Stated goal 1: In the passage on dual nationality claims, which 1922 law let American women who married foreign men keep their U.S. citizenship in most cases?

The factual backgrounds of these claimants brought into relief an emerging population of individuals who might accurately be described as transnational. The cases were enabled in the first place by a tolerance of dual nationality in cases involving U.S. citizen women who married foreign men. Formerly, American women who married foreign men automatically lost their U.S. citizenship, while typically securing the husband’s nationality.79 The 1922 Cable Act allowed women to retain their U.S. citizenship in most cases, while most other states (Italy included80 ) continued to automatically naturalize foreign women upon marriage.81 Under the former regime, the American-born woman would have lacked the capacity to press an international claim as an American, having lost her citizenship through the marriage to a foreign man. Now she could. But these mixed-nationality marriages and circular migration made difficult any pinning of the individual’s “real” nationality in many cases.

C. A/18

This difficulty was brought into further relief in the context of the late twentieth century Iran-United States Claims Tribunal, established in the wake of the 1979–81 embassy hostage crisis.82 In the A/18 Case, the tribunal adopted the dominant and effective test as “the applicable rule of international law” in the face of the failure of the underlying treaty to specify the treatment of dual national claims.83 Mergé had paved the way for balancing nationalities where a claimant had effective ties to each state party to the claims procedure. More so than Mergé and the Italian-U.S. Conciliation Commission cases, these claims involved complicated narratives of claimants’ engagements and experiences with Iran and the U.S., often together with meaningful connections to other states. The Iran-U.S. tribunal decided dozens of cases involving dual nationals in which it applied the dominant and effective nationality test.84 In line with Nottebohm and Mergé, relevant factors in its inquiry were topped by place of habitual residence, along with “center of interests, family ties, participation in public life and other evidence of attachment.”85

These cases set a “relevant period” for the inquiry between when the claim arose (typically a taking of property by the new revolutionary regime) and the signing of the Iran-U.S. claims agreement in early 1981.86 The tribunal was thus not focusing on the full life of the claimant in considering the question, though it did recount full life histories in all cases involving dual nationals.87   The Diba case supplies an illustrative example. Diba was born in Iran and moved to the U.S. for college in 1950.88 He married an American and had two U.S.-born children, naturalizing in 1959. After getting divorced, he returned to Iran in 1967, where he married an Iranian national. Notwithstanding reestablishing residence in Iran, Diba claimed that he continued to spend 50% of his time in the U.S., 30% in Iran, and 20% in Europe.89 The tribunal nevertheless found his Iranian nationality to be dominant during the relevant period (between late 1979 and early 1981), while conceding that Diba’s U.S. nationality may have been dominant for an earlier period. Other cases involved Iranian-born nationals who spent substantial periods of time in the U.S. only to return in the 1970s for professional reasons. Most were deemed dominantly Iranian for purposes of their claims notwithstanding continuing meaningful connections to the U.S.90

Married women were once again disadvantaged under the test. The claimant in Perry-Rohani, for example, was born in the U.S.91 When she was twelve, she moved with her parents to Switzerland, where her father worked for a U.S. corporation. She returned to the U.S. for college, after which she married an Iranian national, by virtue of which she became an Iranian national herself. They moved to Tehran in 1975, where her husband owned an engineering consulting firm, departing in the summer of 1978 as the revolution took hold in Iran. The tribunal found her a dominant Iranian national for the period between the period the claim arose in August 1979 and the claims agreement of early 1981. It stressed that she had not “cultivated or had any direct contacts with American nationals” in Iran, choosing instead “the company and friendship of the Iranian friends of her husband.”92 “It can be concluded therefore that during these years in Iran her exposure to American society and culture was virtually nonexistent.”93 But the claimant was obviously American in a deeply meaningful sense.

Stored rows:
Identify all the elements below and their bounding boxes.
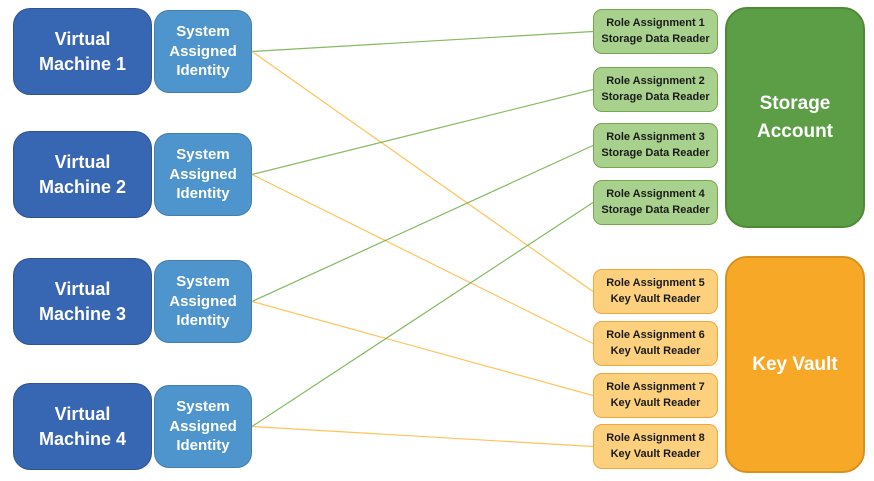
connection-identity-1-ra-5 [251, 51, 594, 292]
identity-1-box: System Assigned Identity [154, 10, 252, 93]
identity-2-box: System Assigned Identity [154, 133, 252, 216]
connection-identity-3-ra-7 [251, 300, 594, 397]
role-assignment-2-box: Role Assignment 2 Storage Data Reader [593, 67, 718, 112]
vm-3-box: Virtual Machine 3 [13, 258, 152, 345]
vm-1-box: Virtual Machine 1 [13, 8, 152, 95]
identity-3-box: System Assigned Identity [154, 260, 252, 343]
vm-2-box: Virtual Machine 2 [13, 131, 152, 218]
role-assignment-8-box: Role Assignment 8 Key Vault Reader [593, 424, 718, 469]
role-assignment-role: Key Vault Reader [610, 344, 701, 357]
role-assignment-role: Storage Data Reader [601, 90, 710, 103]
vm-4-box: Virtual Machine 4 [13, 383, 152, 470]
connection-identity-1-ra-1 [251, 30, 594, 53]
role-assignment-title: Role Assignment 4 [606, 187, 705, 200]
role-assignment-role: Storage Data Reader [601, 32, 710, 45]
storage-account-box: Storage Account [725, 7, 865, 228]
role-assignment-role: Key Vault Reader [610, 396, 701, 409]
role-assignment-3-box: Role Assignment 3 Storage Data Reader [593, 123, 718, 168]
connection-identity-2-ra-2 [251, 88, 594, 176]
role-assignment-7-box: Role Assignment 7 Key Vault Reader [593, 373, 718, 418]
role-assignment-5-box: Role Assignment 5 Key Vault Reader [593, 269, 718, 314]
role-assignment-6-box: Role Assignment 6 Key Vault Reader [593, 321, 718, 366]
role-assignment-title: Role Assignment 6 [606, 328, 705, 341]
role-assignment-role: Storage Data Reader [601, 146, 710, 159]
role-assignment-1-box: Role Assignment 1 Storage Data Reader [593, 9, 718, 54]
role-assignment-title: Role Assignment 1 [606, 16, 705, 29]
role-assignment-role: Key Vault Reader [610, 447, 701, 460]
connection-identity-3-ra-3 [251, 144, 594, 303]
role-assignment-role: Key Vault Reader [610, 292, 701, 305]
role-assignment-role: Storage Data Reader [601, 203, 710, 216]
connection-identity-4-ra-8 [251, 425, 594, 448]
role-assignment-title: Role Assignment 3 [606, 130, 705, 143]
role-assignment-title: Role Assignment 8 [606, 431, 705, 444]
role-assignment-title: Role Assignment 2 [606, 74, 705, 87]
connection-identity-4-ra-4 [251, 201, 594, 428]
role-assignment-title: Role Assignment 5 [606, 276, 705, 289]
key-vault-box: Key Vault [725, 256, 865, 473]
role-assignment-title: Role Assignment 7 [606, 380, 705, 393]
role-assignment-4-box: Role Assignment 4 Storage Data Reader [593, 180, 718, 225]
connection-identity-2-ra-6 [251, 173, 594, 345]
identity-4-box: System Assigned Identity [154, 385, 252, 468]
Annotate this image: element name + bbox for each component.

* * *

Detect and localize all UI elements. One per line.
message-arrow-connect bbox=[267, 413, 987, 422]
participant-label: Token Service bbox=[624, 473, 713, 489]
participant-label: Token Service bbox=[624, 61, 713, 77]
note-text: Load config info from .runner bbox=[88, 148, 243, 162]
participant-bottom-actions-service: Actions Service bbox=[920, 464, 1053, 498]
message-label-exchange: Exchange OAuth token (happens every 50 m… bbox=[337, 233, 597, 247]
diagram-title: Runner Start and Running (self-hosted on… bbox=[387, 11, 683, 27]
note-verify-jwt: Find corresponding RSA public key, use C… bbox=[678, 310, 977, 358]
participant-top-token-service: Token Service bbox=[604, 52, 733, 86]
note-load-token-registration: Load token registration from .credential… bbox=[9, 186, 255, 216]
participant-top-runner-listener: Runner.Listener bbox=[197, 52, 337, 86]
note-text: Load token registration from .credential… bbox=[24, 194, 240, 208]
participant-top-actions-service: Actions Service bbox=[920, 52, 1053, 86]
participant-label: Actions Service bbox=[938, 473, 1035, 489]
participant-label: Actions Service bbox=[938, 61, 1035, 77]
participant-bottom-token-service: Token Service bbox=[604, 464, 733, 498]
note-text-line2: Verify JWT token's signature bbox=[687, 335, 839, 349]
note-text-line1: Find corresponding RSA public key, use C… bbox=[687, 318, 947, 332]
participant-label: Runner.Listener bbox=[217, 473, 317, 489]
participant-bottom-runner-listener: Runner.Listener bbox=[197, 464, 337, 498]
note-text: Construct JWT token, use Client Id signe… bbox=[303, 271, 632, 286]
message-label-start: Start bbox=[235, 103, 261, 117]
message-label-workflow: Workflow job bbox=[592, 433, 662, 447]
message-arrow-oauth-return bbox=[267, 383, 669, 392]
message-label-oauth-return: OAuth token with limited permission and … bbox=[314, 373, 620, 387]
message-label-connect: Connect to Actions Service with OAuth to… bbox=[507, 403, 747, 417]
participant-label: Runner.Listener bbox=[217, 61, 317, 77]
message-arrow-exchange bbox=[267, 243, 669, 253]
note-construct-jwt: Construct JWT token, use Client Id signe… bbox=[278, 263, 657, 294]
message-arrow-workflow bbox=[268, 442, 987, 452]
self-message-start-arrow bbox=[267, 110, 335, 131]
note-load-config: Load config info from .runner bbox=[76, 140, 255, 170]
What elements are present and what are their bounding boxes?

---

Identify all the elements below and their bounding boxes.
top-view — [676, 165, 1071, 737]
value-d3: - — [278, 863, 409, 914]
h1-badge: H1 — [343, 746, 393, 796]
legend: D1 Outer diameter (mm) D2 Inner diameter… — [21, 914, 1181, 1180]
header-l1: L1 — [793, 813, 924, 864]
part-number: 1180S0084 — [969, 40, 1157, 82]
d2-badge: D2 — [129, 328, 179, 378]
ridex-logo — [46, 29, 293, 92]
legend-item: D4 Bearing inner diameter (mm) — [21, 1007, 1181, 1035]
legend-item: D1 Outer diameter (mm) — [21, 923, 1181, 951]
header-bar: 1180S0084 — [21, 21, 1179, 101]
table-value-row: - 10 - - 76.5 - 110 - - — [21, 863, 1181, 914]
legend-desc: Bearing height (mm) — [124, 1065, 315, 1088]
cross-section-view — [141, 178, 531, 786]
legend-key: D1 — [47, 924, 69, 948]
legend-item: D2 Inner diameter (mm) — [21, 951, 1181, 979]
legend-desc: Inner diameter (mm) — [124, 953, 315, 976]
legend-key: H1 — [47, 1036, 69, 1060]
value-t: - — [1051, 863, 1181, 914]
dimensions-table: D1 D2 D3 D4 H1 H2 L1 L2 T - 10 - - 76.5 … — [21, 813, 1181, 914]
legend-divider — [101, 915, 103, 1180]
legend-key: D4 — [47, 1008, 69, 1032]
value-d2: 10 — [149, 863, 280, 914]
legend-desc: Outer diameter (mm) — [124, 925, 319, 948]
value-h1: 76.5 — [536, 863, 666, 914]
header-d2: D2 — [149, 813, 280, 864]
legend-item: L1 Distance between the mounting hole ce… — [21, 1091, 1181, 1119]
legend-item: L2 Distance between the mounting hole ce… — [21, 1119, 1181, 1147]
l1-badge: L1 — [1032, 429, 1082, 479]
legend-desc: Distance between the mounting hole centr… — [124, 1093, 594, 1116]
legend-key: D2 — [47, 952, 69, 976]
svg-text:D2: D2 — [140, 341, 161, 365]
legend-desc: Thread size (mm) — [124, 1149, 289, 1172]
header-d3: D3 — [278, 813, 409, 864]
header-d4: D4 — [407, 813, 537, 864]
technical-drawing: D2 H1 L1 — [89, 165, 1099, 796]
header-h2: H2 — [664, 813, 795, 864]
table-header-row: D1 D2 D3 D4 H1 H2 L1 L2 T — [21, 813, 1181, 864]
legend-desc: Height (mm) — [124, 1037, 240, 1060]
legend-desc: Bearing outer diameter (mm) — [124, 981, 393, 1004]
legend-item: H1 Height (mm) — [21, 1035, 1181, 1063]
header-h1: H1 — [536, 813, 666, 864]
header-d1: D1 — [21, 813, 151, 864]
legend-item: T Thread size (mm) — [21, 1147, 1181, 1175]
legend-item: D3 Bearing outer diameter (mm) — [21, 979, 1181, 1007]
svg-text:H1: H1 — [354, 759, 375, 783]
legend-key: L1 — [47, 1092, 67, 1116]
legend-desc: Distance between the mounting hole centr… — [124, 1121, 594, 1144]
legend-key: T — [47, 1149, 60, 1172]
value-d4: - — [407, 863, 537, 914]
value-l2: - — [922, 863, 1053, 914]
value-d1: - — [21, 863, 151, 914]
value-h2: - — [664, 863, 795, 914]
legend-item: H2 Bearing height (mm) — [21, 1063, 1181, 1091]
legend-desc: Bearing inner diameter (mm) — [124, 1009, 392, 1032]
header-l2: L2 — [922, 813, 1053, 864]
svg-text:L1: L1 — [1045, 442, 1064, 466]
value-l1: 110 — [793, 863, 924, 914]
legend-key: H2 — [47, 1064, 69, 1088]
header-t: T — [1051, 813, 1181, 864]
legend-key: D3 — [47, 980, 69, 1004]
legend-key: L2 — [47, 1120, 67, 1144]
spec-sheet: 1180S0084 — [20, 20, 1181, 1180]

Stated goal 2: Please repeat everything in the records from the line that contains "Detect and localize" down to the line that contains "participant-label: Actions Service bbox=[938, 61, 1035, 77]", both lines included.

Full output 1: The Cable Act.

Full output 2:
Detect and localize all UI elements. One per line.
message-arrow-connect bbox=[267, 413, 987, 422]
participant-label: Token Service bbox=[624, 473, 713, 489]
participant-label: Token Service bbox=[624, 61, 713, 77]
note-text: Load config info from .runner bbox=[88, 148, 243, 162]
participant-bottom-actions-service: Actions Service bbox=[920, 464, 1053, 498]
message-label-exchange: Exchange OAuth token (happens every 50 m… bbox=[337, 233, 597, 247]
diagram-title: Runner Start and Running (self-hosted on… bbox=[387, 11, 683, 27]
note-verify-jwt: Find corresponding RSA public key, use C… bbox=[678, 310, 977, 358]
participant-top-token-service: Token Service bbox=[604, 52, 733, 86]
note-load-token-registration: Load token registration from .credential… bbox=[9, 186, 255, 216]
participant-top-runner-listener: Runner.Listener bbox=[197, 52, 337, 86]
note-text: Load token registration from .credential… bbox=[24, 194, 240, 208]
participant-top-actions-service: Actions Service bbox=[920, 52, 1053, 86]
participant-label: Actions Service bbox=[938, 473, 1035, 489]
participant-label: Actions Service bbox=[938, 61, 1035, 77]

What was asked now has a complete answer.